[Information shown]:
▼

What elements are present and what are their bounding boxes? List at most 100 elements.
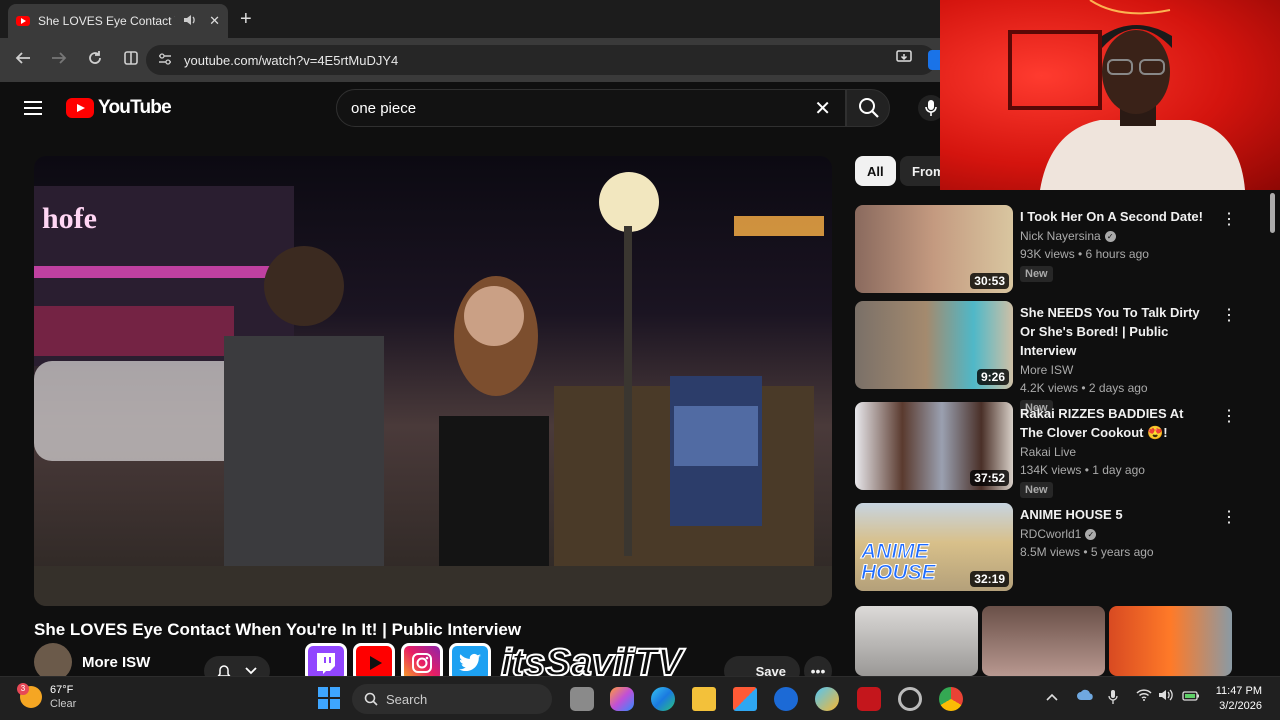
- short-thumbnail[interactable]: [982, 606, 1105, 676]
- wifi-icon[interactable]: [1136, 689, 1152, 704]
- speaker-icon[interactable]: [183, 14, 197, 29]
- search-input[interactable]: one piece ✕: [336, 89, 846, 127]
- app-icon[interactable]: [815, 687, 839, 711]
- screen: She LOVES Eye Contact Wh ✕ + youtube.com…: [0, 0, 1280, 720]
- volume-icon[interactable]: [1158, 689, 1174, 704]
- search-button[interactable]: [846, 89, 890, 127]
- duration-badge: 30:53: [970, 273, 1009, 289]
- extension-icon[interactable]: [928, 50, 940, 70]
- thumbnail-text: ANIME HOUSE: [861, 540, 937, 584]
- recommendation-channel[interactable]: RDCworld1: [1020, 527, 1081, 541]
- menu-icon[interactable]: [24, 101, 42, 115]
- youtube-play-logo-icon: [66, 98, 94, 118]
- split-view-icon[interactable]: [114, 50, 148, 71]
- forward-arrow-icon[interactable]: [42, 50, 76, 70]
- clock-date: 3/2/2026: [1219, 700, 1262, 712]
- open-in-app-icon[interactable]: [896, 50, 912, 68]
- webcam-overlay: [940, 0, 1280, 190]
- close-tab-icon[interactable]: ✕: [209, 13, 220, 29]
- recommendation-stats: 93K views • 6 hours ago: [1020, 247, 1149, 261]
- video-title: She LOVES Eye Contact When You're In It!…: [34, 620, 522, 639]
- recommendation-title[interactable]: Rakai RIZZES BADDIES At The Clover Cooko…: [1020, 404, 1210, 442]
- youtube-favicon-icon: [16, 16, 30, 26]
- chrome-icon[interactable]: [939, 687, 963, 711]
- video-thumbnail[interactable]: ANIME HOUSE 32:19: [855, 503, 1013, 591]
- video-thumbnail[interactable]: 9:26: [855, 301, 1013, 389]
- new-tab-button[interactable]: +: [240, 8, 252, 31]
- taskbar-search[interactable]: Search: [352, 684, 552, 714]
- file-explorer-icon[interactable]: [692, 687, 716, 711]
- video-frame: hofe: [34, 172, 832, 606]
- battery-icon[interactable]: [1182, 689, 1200, 704]
- chip-all[interactable]: All: [855, 156, 896, 186]
- copilot-icon[interactable]: [610, 687, 634, 711]
- site-settings-icon[interactable]: [158, 52, 172, 68]
- recommendation-channel[interactable]: More ISW: [1020, 363, 1073, 377]
- store-icon[interactable]: [733, 687, 757, 711]
- recommendation-item[interactable]: 37:52 Rakai RIZZES BADDIES At The Clover…: [855, 402, 1237, 498]
- weather-temp: 67°F: [50, 684, 74, 696]
- svg-text:hofe: hofe: [42, 202, 97, 235]
- windows-start-icon[interactable]: [318, 687, 340, 709]
- kebab-menu-icon[interactable]: ⋮: [1221, 406, 1237, 426]
- youtube-logo[interactable]: YouTube: [66, 97, 172, 119]
- weather-sun-icon: 3: [17, 683, 42, 708]
- security-app-icon[interactable]: [857, 687, 881, 711]
- short-thumbnail[interactable]: [1109, 606, 1232, 676]
- microphone-icon: [925, 100, 937, 116]
- recommendation-title[interactable]: I Took Her On A Second Date!: [1020, 207, 1210, 226]
- weather-widget[interactable]: 3 67°F Clear: [17, 683, 76, 711]
- clear-search-icon[interactable]: ✕: [814, 96, 831, 121]
- task-view-icon[interactable]: [570, 687, 594, 711]
- url-text: youtube.com/watch?v=4E5rtMuDJY4: [184, 52, 399, 68]
- verified-check-icon: ✓: [1104, 230, 1116, 242]
- windows-taskbar: 3 67°F Clear Search 11:47 PM 3/2/2026: [0, 676, 1280, 720]
- webcam-frame: [1008, 0, 1245, 190]
- kebab-menu-icon[interactable]: ⋮: [1221, 209, 1237, 229]
- microphone-icon[interactable]: [1108, 689, 1118, 708]
- duration-badge: 32:19: [970, 571, 1009, 587]
- taskbar-clock[interactable]: 11:47 PM 3/2/2026: [1206, 684, 1262, 714]
- search-icon: [364, 692, 378, 706]
- search-query: one piece: [351, 99, 417, 117]
- address-bar[interactable]: youtube.com/watch?v=4E5rtMuDJY4: [146, 45, 936, 75]
- recommendation-title[interactable]: She NEEDS You To Talk Dirty Or She's Bor…: [1020, 303, 1210, 360]
- browser-tab[interactable]: She LOVES Eye Contact Wh ✕: [8, 4, 228, 38]
- recommendation-item[interactable]: 30:53 I Took Her On A Second Date! Nick …: [855, 205, 1237, 293]
- youtube-wordmark: YouTube: [98, 97, 172, 118]
- clock-time: 11:47 PM: [1215, 685, 1262, 697]
- notification-badge: 3: [17, 683, 29, 695]
- short-thumbnail[interactable]: [855, 606, 978, 676]
- chevron-down-icon: [245, 667, 257, 675]
- back-arrow-icon[interactable]: [6, 50, 40, 70]
- cloud-icon[interactable]: [1076, 689, 1094, 704]
- recommendation-stats: 134K views • 1 day ago: [1020, 463, 1145, 477]
- new-badge: New: [1020, 266, 1053, 282]
- recommendation-channel[interactable]: Nick Nayersina: [1020, 229, 1101, 243]
- reload-icon[interactable]: [78, 50, 112, 71]
- channel-name[interactable]: More ISW: [82, 654, 150, 671]
- kebab-menu-icon[interactable]: ⋮: [1221, 305, 1237, 325]
- video-thumbnail[interactable]: 30:53: [855, 205, 1013, 293]
- recommendation-stats: 4.2K views • 2 days ago: [1020, 381, 1148, 395]
- duration-badge: 9:26: [976, 369, 1009, 385]
- recommendation-title[interactable]: ANIME HOUSE 5: [1020, 505, 1210, 524]
- recommendation-stats: 8.5M views • 5 years ago: [1020, 545, 1154, 559]
- channel-row: More ISW: [34, 643, 150, 681]
- scrollbar-thumb[interactable]: [1270, 193, 1275, 233]
- search-icon: [859, 98, 879, 118]
- recommendation-item[interactable]: 9:26 She NEEDS You To Talk Dirty Or She'…: [855, 301, 1237, 416]
- video-player[interactable]: hofe: [34, 156, 832, 606]
- settings-gear-icon[interactable]: [898, 687, 922, 711]
- recommendation-channel[interactable]: Rakai Live: [1020, 445, 1076, 459]
- kebab-menu-icon[interactable]: ⋮: [1221, 507, 1237, 527]
- edge-icon[interactable]: [651, 687, 675, 711]
- hp-icon[interactable]: [774, 687, 798, 711]
- recommendation-item[interactable]: ANIME HOUSE 32:19 ANIME HOUSE 5 RDCworld…: [855, 503, 1237, 591]
- video-thumbnail[interactable]: 37:52: [855, 402, 1013, 490]
- taskbar-search-label: Search: [386, 691, 428, 707]
- scrollbar[interactable]: [1268, 190, 1276, 670]
- new-badge: New: [1020, 482, 1053, 498]
- duration-badge: 37:52: [970, 470, 1009, 486]
- tray-chevron-up-icon[interactable]: [1046, 689, 1058, 704]
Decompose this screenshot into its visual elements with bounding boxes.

▲

[Aim]: Turn every line of the rows above into a numbered list, skipping blank lines and leaving out the pictures.

[Exercise response]:
1. What elements are present and what are their bounding boxes? List at most 100 elements.
2. - short-thumbnail[interactable]: [982, 606, 1105, 676]
3. - wifi-icon[interactable]: [1136, 689, 1152, 704]
4. - speaker-icon[interactable]: [183, 14, 197, 29]
5. - search-input[interactable]: one piece ✕: [336, 89, 846, 127]
6. - app-icon[interactable]: [815, 687, 839, 711]
7. - screen: She LOVES Eye Contact Wh ✕ + youtube.com…: [0, 0, 1280, 720]
8. - volume-icon[interactable]: [1158, 689, 1174, 704]
9. - search-button[interactable]: [846, 89, 890, 127]
10. - duration-badge: 30:53: [970, 273, 1009, 289]
11. - extension-icon[interactable]: [928, 50, 940, 70]
12. - thumbnail-text: ANIME HOUSE: [861, 540, 937, 584]
13. - recommendation-channel[interactable]: RDCworld1: [1020, 527, 1081, 541]
14. - menu-icon[interactable]: [24, 101, 42, 115]
15. - youtube-play-logo-icon: [66, 98, 94, 118]
16. - split-view-icon[interactable]: [114, 50, 148, 71]
17. - forward-arrow-icon[interactable]: [42, 50, 76, 70]
18. - clock-date: 3/2/2026: [1219, 700, 1262, 712]
19. - open-in-app-icon[interactable]: [896, 50, 912, 68]
20. - webcam-overlay: [940, 0, 1280, 190]
21. - close-tab-icon[interactable]: ✕: [209, 13, 220, 29]
22. - recommendation-stats: 93K views • 6 hours ago: [1020, 247, 1149, 261]
23. - video-title: She LOVES Eye Contact When You're In It!…: [34, 620, 522, 639]
24. - recommendation-title[interactable]: Rakai RIZZES BADDIES At The Clover Cooko…: [1020, 404, 1210, 442]
25. - youtube-favicon-icon: [16, 16, 30, 26]
26. - chrome-icon[interactable]: [939, 687, 963, 711]
27. - video-thumbnail[interactable]: ANIME HOUSE 32:19: [855, 503, 1013, 591]
28. - video-thumbnail[interactable]: 9:26: [855, 301, 1013, 389]
29. - new-tab-button[interactable]: +: [240, 8, 252, 31]
30. - taskbar-search[interactable]: Search: [352, 684, 552, 714]
31. - file-explorer-icon[interactable]: [692, 687, 716, 711]
32. - video-frame: hofe: [34, 172, 832, 606]
33. - battery-icon[interactable]: [1182, 689, 1200, 704]
34. - chip-all[interactable]: All: [855, 156, 896, 186]
35. - copilot-icon[interactable]: [610, 687, 634, 711]
36. - site-settings-icon[interactable]: [158, 52, 172, 68]
37. - recommendation-channel[interactable]: More ISW: [1020, 363, 1073, 377]
38. - store-icon[interactable]: [733, 687, 757, 711]
39. - recommendation-item[interactable]: 37:52 Rakai RIZZES BADDIES At The Clover…: [855, 402, 1237, 498]
40. - weather-temp: 67°F: [50, 684, 74, 696]
41. - svg-text:hofe: hofe: [42, 202, 97, 235]
42. - windows-start-icon[interactable]: [318, 687, 340, 709]
43. - kebab-menu-icon[interactable]: ⋮: [1221, 406, 1237, 426]
44. - youtube-logo[interactable]: YouTube: [66, 97, 172, 119]
45. - weather-sun-icon: 3: [17, 683, 42, 708]
46. - security-app-icon[interactable]: [857, 687, 881, 711]
47. - short-thumbnail[interactable]: [1109, 606, 1232, 676]
48. - microphone-icon: [925, 100, 937, 116]
49. - recommendation-title[interactable]: I Took Her On A Second Date!: [1020, 207, 1210, 226]
50. - weather-widget[interactable]: 3 67°F Clear: [17, 683, 76, 711]
51. - clear-search-icon[interactable]: ✕: [814, 96, 831, 121]
52. - task-view-icon[interactable]: [570, 687, 594, 711]
53. - url-text: youtube.com/watch?v=4E5rtMuDJY4: [184, 52, 399, 68]
54. - verified-check-icon: ✓: [1104, 230, 1116, 242]
55. - windows-taskbar: 3 67°F Clear Search 11:47 PM 3/2/2026: [0, 676, 1280, 720]
56. - webcam-frame: [1008, 0, 1245, 190]
57. - kebab-menu-icon[interactable]: ⋮: [1221, 209, 1237, 229]
58. - microphone-icon[interactable]: [1108, 689, 1118, 708]
59. - duration-badge: 32:19: [970, 571, 1009, 587]
60. - taskbar-clock[interactable]: 11:47 PM 3/2/2026: [1206, 684, 1262, 714]
61. - search-icon: [364, 692, 378, 706]
62. - search-query: one piece: [351, 99, 417, 117]
63. - address-bar[interactable]: youtube.com/watch?v=4E5rtMuDJY4: [146, 45, 936, 75]
64. - recommendation-title[interactable]: She NEEDS You To Talk Dirty Or She's Bor…: [1020, 303, 1210, 360]
65. - browser-tab[interactable]: She LOVES Eye Contact Wh ✕: [8, 4, 228, 38]
66. - recommendation-item[interactable]: 30:53 I Took Her On A Second Date! Nick …: [855, 205, 1237, 293]
67. - youtube-wordmark: YouTube: [98, 97, 172, 118]
68. - clock-time: 11:47 PM: [1215, 685, 1262, 697]
69. - notification-badge: 3: [17, 683, 29, 695]
70. - short-thumbnail[interactable]: [855, 606, 978, 676]
71. - chevron-down-icon: [245, 667, 257, 675]
72. - back-arrow-icon[interactable]: [6, 50, 40, 70]
73. - cloud-icon[interactable]: [1076, 689, 1094, 704]
74. - recommendation-stats: 134K views • 1 day ago: [1020, 463, 1145, 477]
75. - new-badge: New: [1020, 266, 1053, 282]
76. - recommendation-channel[interactable]: Nick Nayersina: [1020, 229, 1101, 243]
77. - reload-icon[interactable]: [78, 50, 112, 71]
78. - channel-name[interactable]: More ISW: [82, 654, 150, 671]
79. - kebab-menu-icon[interactable]: ⋮: [1221, 305, 1237, 325]
80. - video-thumbnail[interactable]: 30:53: [855, 205, 1013, 293]
81. - recommendation-stats: 4.2K views • 2 days ago: [1020, 381, 1148, 395]
82. - duration-badge: 9:26: [976, 369, 1009, 385]
83. - recommendation-title[interactable]: ANIME HOUSE 5: [1020, 505, 1210, 524]
84. - recommendation-stats: 8.5M views • 5 years ago: [1020, 545, 1154, 559]
85. - channel-row: More ISW: [34, 643, 150, 681]
86. - scrollbar-thumb[interactable]: [1270, 193, 1275, 233]
87. - search-icon: [859, 98, 879, 118]
88. - recommendation-item[interactable]: 9:26 She NEEDS You To Talk Dirty Or She'…: [855, 301, 1237, 416]
89. - video-player[interactable]: hofe: [34, 156, 832, 606]
90. - settings-gear-icon[interactable]: [898, 687, 922, 711]
91. - recommendation-channel[interactable]: Rakai Live: [1020, 445, 1076, 459]
92. - kebab-menu-icon[interactable]: ⋮: [1221, 507, 1237, 527]
93. - edge-icon[interactable]: [651, 687, 675, 711]
94. - hp-icon[interactable]: [774, 687, 798, 711]
95. - recommendation-item[interactable]: ANIME HOUSE 32:19 ANIME HOUSE 5 RDCworld…: [855, 503, 1237, 591]
96. - video-thumbnail[interactable]: 37:52: [855, 402, 1013, 490]
97. - taskbar-search-label: Search: [386, 691, 428, 707]
98. - scrollbar[interactable]: [1268, 190, 1276, 670]
99. - new-badge: New: [1020, 482, 1053, 498]
100. - duration-badge: 37:52: [970, 470, 1009, 486]
101. - tray-chevron-up-icon[interactable]: [1046, 689, 1058, 704]
102. Decompose this screenshot into its visual elements with bounding boxes.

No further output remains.